--- start INPUT ROWS ---
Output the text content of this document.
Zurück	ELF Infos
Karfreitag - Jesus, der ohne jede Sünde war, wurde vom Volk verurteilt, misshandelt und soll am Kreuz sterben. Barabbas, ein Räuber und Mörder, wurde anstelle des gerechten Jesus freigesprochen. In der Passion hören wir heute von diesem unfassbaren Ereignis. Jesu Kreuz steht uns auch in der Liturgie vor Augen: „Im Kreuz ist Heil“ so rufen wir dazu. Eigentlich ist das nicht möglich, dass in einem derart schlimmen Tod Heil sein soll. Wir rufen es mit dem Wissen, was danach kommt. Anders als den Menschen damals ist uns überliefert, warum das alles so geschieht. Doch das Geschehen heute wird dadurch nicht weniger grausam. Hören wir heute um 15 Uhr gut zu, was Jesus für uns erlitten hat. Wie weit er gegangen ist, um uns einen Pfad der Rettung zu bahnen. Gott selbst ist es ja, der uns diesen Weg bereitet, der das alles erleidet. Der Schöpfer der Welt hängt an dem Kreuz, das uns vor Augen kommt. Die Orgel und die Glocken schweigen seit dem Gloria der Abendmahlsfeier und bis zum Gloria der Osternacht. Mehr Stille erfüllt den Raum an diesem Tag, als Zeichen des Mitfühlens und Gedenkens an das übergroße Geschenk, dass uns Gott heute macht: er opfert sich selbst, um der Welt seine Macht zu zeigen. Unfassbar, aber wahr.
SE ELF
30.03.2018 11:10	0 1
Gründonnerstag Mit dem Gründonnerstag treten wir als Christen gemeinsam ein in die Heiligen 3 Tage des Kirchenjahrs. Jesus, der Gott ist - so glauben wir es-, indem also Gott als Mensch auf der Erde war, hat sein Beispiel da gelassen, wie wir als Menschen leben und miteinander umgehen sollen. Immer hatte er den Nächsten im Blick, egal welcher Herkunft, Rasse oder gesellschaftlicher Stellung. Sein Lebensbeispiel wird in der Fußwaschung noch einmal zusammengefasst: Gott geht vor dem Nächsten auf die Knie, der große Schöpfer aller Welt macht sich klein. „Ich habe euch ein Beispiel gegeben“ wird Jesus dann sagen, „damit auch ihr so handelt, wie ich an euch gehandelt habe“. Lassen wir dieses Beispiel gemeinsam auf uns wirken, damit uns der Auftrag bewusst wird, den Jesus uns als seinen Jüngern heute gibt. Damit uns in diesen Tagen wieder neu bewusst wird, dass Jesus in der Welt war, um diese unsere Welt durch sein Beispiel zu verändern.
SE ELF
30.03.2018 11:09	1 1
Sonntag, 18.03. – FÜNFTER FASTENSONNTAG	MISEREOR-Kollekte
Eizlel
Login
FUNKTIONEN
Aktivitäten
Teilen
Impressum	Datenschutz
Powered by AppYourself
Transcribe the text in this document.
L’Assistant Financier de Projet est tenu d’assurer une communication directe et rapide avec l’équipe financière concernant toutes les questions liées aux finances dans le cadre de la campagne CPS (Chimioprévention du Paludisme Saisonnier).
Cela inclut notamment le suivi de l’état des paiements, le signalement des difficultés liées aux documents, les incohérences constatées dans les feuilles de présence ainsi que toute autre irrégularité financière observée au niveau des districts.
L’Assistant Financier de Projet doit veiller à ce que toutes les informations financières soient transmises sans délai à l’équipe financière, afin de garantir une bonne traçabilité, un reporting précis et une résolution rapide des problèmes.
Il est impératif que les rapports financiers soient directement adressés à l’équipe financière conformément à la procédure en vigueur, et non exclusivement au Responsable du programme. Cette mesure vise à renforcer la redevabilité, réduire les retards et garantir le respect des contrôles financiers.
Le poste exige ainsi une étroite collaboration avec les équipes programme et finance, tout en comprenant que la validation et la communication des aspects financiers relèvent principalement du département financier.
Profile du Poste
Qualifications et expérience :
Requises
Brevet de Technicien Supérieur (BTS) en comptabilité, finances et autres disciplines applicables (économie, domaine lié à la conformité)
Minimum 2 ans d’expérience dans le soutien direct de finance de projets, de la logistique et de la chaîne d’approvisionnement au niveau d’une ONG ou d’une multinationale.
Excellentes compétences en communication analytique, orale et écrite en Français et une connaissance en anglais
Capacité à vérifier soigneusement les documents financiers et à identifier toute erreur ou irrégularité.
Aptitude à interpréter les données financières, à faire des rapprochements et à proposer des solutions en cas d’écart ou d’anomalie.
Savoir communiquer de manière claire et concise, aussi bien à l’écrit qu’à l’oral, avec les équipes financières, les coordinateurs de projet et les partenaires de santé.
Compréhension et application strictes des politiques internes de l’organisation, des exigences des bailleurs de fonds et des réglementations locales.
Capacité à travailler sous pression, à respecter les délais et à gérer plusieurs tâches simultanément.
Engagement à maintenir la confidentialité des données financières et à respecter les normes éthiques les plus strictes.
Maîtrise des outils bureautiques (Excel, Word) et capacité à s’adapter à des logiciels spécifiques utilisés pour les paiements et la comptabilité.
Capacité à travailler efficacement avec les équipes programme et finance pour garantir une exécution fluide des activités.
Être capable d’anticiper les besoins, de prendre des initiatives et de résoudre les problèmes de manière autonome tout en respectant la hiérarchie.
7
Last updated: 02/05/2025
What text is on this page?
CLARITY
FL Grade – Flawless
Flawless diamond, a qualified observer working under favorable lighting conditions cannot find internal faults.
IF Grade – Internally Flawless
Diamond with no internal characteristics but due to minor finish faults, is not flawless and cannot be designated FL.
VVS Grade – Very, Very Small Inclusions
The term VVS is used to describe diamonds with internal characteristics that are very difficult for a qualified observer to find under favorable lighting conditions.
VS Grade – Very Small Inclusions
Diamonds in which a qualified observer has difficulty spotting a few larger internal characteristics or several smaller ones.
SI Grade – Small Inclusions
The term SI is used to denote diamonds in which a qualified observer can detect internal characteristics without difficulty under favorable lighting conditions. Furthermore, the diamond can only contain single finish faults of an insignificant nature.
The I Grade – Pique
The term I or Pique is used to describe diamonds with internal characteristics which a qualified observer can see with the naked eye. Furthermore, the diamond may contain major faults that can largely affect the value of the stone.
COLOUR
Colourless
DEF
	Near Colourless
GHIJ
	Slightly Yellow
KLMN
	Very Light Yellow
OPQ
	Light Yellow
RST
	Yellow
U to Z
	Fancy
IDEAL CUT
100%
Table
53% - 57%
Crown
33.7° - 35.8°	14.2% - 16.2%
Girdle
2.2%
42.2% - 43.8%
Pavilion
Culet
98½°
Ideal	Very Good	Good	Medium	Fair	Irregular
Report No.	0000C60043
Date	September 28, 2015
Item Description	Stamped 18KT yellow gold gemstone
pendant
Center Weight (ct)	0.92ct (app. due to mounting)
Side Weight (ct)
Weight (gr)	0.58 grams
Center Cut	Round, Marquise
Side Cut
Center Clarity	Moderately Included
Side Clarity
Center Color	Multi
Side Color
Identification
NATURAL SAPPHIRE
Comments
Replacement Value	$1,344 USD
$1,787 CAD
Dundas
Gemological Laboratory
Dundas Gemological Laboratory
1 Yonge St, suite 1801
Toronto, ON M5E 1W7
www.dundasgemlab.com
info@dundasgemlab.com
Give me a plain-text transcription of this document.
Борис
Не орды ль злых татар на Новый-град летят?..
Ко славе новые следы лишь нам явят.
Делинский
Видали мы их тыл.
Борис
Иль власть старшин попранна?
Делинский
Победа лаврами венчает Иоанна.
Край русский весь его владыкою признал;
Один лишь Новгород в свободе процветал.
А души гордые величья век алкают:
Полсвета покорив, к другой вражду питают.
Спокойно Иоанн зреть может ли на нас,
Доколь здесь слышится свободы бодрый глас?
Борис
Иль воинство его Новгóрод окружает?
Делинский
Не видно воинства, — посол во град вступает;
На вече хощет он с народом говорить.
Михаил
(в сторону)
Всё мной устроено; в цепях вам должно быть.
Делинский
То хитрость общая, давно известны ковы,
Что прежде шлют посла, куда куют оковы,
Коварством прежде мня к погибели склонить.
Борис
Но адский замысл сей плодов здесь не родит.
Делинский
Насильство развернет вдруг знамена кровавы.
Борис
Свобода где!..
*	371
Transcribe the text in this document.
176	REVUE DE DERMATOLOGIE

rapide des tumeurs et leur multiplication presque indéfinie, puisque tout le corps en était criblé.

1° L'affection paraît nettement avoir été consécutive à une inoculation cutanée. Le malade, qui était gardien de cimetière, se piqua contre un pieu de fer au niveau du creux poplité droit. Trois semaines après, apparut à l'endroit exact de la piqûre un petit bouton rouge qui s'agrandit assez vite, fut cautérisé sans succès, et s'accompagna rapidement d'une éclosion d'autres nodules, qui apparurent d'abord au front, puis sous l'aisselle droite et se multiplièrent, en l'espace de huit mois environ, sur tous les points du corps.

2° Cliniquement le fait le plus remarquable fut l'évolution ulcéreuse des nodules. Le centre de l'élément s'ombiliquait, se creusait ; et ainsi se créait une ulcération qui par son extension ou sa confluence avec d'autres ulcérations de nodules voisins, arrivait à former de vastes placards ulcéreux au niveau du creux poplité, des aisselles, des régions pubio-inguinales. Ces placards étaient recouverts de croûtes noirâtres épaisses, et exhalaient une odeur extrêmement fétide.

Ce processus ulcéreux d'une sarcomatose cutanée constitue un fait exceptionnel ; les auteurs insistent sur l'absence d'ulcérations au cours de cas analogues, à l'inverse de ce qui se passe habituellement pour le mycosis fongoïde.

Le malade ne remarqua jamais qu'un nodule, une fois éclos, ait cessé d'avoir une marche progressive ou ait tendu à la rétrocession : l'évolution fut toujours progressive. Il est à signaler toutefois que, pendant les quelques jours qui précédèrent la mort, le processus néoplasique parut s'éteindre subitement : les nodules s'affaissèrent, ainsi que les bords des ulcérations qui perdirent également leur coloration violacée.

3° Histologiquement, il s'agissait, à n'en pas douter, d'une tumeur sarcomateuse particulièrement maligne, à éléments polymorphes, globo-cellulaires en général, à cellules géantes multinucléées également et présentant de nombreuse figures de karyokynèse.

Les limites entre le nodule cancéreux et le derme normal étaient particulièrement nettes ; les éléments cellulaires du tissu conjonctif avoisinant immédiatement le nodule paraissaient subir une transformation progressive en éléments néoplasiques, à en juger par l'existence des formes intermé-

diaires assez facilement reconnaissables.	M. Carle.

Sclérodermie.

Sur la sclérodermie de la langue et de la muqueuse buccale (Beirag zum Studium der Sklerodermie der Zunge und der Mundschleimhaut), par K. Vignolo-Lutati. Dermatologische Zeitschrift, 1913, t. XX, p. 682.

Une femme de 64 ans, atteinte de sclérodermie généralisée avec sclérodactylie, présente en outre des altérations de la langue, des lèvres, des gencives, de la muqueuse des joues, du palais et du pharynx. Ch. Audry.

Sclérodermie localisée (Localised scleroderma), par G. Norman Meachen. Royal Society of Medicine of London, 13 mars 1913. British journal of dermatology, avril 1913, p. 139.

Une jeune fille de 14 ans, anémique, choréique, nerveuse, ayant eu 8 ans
--- end INPUT ROWS ---
__WHAT IS EXPECTED__:
Pick out the lines that contain "muqueuse" and copy them.

__EXERCISE SOLUTION__:
Sur la sclérodermie de la langue et de la muqueuse buccale (Beirag zum Studium der Sklerodermie der Zunge und der Mundschleimhaut), par K. Vignolo-Lutati. Dermatologische Zeitschrift, 1913, t. XX, p. 682.
Une femme de 64 ans, atteinte de sclérodermie généralisée avec sclérodactylie, présente en outre des altérations de la langue, des lèvres, des gencives, de la muqueuse des joues, du palais et du pharynx. Ch. Audry.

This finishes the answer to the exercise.